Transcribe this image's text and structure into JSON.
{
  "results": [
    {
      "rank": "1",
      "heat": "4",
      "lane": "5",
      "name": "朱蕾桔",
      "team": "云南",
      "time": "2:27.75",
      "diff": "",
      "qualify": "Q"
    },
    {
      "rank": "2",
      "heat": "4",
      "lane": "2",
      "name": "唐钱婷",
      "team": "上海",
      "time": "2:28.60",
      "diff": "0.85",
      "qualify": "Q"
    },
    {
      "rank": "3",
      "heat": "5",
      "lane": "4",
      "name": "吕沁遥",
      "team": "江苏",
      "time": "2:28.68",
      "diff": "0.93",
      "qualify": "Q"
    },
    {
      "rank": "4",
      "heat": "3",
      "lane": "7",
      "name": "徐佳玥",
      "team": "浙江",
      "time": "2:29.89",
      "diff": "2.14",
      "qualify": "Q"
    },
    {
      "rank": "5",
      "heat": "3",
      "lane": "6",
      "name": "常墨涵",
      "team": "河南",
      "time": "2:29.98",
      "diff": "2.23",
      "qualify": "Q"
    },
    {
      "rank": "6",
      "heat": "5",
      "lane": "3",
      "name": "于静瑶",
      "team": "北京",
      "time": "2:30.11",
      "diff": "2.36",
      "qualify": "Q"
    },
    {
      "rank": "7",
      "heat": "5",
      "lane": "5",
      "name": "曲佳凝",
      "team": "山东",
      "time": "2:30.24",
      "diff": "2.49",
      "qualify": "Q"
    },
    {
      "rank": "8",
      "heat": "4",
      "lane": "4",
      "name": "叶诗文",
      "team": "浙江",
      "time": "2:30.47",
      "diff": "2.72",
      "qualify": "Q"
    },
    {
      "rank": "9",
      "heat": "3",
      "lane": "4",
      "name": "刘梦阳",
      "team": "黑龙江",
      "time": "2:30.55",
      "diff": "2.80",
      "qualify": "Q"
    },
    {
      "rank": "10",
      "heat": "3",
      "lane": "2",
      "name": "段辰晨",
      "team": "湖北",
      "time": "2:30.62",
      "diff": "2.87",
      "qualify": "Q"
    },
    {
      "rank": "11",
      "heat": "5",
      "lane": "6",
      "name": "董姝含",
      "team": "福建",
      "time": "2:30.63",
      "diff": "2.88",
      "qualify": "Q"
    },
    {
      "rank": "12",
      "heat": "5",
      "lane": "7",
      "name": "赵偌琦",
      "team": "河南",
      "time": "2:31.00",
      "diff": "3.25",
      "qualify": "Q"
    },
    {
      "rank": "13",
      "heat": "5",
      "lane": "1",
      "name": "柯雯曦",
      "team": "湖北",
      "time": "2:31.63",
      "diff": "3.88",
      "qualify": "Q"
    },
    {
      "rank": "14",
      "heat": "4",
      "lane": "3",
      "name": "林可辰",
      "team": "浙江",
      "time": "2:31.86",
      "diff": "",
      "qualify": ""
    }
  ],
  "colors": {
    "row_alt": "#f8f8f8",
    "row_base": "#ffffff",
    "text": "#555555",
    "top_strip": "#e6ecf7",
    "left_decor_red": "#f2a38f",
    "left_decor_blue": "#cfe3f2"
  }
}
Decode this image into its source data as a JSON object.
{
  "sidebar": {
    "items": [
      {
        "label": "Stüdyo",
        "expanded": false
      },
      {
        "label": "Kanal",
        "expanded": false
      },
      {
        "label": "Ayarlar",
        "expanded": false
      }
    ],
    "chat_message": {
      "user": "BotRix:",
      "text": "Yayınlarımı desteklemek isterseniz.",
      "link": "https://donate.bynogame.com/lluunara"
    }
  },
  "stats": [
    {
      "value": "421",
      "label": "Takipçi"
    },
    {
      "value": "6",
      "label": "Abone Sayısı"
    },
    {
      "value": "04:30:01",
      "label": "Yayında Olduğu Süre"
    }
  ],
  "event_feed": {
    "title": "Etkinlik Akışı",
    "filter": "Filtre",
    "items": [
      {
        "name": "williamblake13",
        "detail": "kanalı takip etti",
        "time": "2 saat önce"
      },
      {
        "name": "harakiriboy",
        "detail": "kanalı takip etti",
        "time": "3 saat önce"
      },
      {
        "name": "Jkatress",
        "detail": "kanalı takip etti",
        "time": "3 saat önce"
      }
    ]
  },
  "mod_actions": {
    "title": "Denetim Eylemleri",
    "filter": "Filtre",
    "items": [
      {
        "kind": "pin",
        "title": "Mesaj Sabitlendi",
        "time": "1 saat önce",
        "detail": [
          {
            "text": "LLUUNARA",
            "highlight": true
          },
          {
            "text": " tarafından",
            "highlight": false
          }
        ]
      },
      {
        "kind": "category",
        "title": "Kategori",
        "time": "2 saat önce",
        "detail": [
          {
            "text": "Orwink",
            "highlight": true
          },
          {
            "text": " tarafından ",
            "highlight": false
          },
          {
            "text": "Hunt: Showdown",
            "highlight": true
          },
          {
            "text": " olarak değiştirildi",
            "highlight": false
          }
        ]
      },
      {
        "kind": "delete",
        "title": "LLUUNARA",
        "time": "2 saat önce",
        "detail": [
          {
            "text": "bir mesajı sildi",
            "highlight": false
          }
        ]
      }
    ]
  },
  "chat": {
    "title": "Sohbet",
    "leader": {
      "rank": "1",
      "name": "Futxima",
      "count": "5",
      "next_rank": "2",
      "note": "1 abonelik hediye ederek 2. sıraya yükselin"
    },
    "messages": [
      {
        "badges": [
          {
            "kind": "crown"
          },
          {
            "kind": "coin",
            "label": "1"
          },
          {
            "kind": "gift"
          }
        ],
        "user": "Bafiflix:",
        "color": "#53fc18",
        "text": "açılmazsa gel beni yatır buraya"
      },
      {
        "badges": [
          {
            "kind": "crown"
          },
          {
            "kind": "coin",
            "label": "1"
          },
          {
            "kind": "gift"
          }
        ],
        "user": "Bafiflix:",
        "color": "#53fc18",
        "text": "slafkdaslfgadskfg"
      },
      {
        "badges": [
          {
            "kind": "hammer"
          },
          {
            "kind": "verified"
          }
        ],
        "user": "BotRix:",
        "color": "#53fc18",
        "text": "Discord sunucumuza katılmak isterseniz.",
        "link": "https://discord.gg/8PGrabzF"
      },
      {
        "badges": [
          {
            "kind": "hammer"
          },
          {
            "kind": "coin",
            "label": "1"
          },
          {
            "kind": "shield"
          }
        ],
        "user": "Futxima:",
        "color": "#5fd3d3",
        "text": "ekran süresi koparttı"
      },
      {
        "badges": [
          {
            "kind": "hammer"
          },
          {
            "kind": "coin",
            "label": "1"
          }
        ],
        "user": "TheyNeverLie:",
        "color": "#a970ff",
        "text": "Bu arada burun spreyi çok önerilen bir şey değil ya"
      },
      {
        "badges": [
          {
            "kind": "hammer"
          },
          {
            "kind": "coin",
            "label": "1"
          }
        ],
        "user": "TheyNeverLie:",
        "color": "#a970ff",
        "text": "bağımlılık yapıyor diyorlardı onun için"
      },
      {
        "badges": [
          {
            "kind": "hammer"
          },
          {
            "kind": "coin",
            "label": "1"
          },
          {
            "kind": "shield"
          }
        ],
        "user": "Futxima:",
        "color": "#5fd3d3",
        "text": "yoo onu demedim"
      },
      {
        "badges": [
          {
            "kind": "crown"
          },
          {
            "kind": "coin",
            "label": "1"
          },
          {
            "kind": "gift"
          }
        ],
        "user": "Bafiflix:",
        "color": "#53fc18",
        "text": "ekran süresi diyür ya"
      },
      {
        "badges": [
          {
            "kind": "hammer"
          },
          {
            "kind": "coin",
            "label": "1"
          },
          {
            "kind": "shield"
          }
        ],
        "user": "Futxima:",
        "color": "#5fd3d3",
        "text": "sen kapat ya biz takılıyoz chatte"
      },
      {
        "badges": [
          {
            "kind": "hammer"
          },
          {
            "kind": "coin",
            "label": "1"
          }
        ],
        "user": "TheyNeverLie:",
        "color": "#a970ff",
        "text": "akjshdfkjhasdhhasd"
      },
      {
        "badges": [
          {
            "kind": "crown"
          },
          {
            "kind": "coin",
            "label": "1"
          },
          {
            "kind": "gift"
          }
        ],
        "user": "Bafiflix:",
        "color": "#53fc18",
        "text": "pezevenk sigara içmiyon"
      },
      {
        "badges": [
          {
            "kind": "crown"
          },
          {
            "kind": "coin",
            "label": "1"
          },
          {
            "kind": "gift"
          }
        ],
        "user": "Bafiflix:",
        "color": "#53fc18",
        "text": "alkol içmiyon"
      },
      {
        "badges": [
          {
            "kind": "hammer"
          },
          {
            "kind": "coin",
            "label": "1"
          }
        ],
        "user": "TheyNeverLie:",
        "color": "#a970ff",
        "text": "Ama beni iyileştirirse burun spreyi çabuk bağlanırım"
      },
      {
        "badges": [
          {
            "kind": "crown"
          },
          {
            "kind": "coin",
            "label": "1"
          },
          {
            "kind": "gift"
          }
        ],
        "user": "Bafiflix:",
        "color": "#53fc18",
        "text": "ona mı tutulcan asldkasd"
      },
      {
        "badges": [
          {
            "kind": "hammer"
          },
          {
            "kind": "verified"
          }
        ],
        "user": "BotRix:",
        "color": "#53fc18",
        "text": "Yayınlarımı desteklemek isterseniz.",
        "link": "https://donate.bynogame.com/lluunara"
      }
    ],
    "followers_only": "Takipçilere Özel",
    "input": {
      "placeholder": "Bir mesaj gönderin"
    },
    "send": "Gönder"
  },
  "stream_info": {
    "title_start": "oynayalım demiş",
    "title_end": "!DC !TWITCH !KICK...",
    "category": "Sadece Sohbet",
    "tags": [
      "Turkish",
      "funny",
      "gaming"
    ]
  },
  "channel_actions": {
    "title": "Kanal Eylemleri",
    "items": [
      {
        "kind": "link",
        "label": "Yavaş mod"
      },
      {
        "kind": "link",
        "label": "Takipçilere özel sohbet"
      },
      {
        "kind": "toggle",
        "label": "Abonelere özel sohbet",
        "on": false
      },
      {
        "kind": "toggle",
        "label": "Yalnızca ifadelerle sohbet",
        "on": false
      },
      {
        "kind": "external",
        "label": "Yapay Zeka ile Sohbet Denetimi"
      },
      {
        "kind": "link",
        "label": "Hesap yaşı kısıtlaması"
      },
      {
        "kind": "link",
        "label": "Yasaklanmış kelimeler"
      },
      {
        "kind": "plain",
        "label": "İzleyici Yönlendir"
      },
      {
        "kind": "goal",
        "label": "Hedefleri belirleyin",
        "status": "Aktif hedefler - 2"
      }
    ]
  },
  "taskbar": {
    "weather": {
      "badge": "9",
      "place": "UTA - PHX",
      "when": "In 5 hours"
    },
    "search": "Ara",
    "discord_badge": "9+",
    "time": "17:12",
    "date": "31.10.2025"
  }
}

What to produce =
Lines holding the word "beni" in the entries above are the ones to pull out. Copy them all.

Written solution =
        "text": "açılmazsa gel beni yatır buraya"
        "text": "Ama beni iyileştirirse burun spreyi çabuk bağlanırım"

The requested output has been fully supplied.